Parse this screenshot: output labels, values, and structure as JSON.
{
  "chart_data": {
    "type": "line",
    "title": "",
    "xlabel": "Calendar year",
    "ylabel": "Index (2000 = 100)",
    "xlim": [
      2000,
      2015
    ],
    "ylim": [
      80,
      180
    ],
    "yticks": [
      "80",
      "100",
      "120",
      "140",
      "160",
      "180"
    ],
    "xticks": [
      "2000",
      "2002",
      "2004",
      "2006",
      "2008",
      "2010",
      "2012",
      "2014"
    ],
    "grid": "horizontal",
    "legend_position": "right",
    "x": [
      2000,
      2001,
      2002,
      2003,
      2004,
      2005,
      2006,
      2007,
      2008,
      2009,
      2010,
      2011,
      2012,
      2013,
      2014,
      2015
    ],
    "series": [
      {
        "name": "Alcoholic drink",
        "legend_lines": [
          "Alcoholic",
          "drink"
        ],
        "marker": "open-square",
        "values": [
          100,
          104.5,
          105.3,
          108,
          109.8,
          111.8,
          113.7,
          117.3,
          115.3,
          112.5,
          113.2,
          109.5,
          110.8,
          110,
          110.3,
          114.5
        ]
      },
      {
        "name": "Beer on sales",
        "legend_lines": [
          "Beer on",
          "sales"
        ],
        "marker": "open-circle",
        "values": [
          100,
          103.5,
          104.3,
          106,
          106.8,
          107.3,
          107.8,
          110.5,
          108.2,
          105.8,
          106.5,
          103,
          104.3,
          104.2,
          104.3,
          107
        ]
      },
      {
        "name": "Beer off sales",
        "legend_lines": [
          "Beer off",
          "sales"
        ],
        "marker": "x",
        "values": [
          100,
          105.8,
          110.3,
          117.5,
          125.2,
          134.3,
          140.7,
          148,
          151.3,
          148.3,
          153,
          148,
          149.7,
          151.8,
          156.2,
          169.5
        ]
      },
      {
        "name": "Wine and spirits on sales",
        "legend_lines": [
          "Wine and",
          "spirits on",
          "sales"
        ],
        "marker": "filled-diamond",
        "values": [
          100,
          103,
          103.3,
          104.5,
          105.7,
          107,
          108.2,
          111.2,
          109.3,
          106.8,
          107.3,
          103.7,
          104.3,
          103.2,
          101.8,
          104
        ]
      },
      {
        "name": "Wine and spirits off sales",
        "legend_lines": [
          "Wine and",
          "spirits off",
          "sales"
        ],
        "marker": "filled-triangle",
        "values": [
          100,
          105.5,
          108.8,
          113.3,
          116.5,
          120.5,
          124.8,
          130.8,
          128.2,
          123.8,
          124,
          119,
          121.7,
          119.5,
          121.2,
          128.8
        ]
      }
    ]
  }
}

□ □ □ □

**WHAT YOU SHOULD DO**
Of the lines in this data, how many contain "open"? Reply with only the number.

**OUTPUT BELOW**
2